** START OF DATA FOR THIS EXERCISE **
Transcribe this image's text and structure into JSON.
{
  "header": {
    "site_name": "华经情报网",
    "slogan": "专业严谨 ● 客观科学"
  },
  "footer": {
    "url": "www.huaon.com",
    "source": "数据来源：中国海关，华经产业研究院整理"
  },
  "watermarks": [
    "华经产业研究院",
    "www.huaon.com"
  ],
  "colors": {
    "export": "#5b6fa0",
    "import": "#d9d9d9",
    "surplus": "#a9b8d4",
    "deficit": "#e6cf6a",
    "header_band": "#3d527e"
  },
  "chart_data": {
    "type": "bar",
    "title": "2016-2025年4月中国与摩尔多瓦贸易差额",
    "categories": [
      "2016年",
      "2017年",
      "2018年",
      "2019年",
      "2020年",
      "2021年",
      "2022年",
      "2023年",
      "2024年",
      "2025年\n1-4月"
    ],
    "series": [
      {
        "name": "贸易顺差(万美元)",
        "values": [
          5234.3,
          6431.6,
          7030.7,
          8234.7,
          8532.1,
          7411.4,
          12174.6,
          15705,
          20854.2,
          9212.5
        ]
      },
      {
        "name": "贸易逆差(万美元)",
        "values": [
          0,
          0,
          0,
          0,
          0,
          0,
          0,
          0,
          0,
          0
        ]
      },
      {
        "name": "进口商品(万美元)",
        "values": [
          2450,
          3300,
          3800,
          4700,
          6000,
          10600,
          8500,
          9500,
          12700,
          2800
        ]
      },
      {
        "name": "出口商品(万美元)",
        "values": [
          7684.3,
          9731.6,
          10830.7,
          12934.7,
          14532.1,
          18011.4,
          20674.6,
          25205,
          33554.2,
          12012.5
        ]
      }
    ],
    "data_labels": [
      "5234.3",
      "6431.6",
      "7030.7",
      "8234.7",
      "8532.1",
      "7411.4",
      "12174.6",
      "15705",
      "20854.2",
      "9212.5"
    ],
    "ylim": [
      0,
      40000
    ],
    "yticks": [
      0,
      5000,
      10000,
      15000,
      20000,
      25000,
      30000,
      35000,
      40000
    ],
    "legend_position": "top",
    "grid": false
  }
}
** END OF DATA FOR THIS EXERCISE **
__WHAT IS ASKED__: Repeat the listing above without any change.

__EXPECTED OUTPUT__:
Transcribe this image's text and structure into JSON.
{
  "header": {
    "site_name": "华经情报网",
    "slogan": "专业严谨 ● 客观科学"
  },
  "footer": {
    "url": "www.huaon.com",
    "source": "数据来源：中国海关，华经产业研究院整理"
  },
  "watermarks": [
    "华经产业研究院",
    "www.huaon.com"
  ],
  "colors": {
    "export": "#5b6fa0",
    "import": "#d9d9d9",
    "surplus": "#a9b8d4",
    "deficit": "#e6cf6a",
    "header_band": "#3d527e"
  },
  "chart_data": {
    "type": "bar",
    "title": "2016-2025年4月中国与摩尔多瓦贸易差额",
    "categories": [
      "2016年",
      "2017年",
      "2018年",
      "2019年",
      "2020年",
      "2021年",
      "2022年",
      "2023年",
      "2024年",
      "2025年\n1-4月"
    ],
    "series": [
      {
        "name": "贸易顺差(万美元)",
        "values": [
          5234.3,
          6431.6,
          7030.7,
          8234.7,
          8532.1,
          7411.4,
          12174.6,
          15705,
          20854.2,
          9212.5
        ]
      },
      {
        "name": "贸易逆差(万美元)",
        "values": [
          0,
          0,
          0,
          0,
          0,
          0,
          0,
          0,
          0,
          0
        ]
      },
      {
        "name": "进口商品(万美元)",
        "values": [
          2450,
          3300,
          3800,
          4700,
          6000,
          10600,
          8500,
          9500,
          12700,
          2800
        ]
      },
      {
        "name": "出口商品(万美元)",
        "values": [
          7684.3,
          9731.6,
          10830.7,
          12934.7,
          14532.1,
          18011.4,
          20674.6,
          25205,
          33554.2,
          12012.5
        ]
      }
    ],
    "data_labels": [
      "5234.3",
      "6431.6",
      "7030.7",
      "8234.7",
      "8532.1",
      "7411.4",
      "12174.6",
      "15705",
      "20854.2",
      "9212.5"
    ],
    "ylim": [
      0,
      40000
    ],
    "yticks": [
      0,
      5000,
      10000,
      15000,
      20000,
      25000,
      30000,
      35000,
      40000
    ],
    "legend_position": "top",
    "grid": false
  }
}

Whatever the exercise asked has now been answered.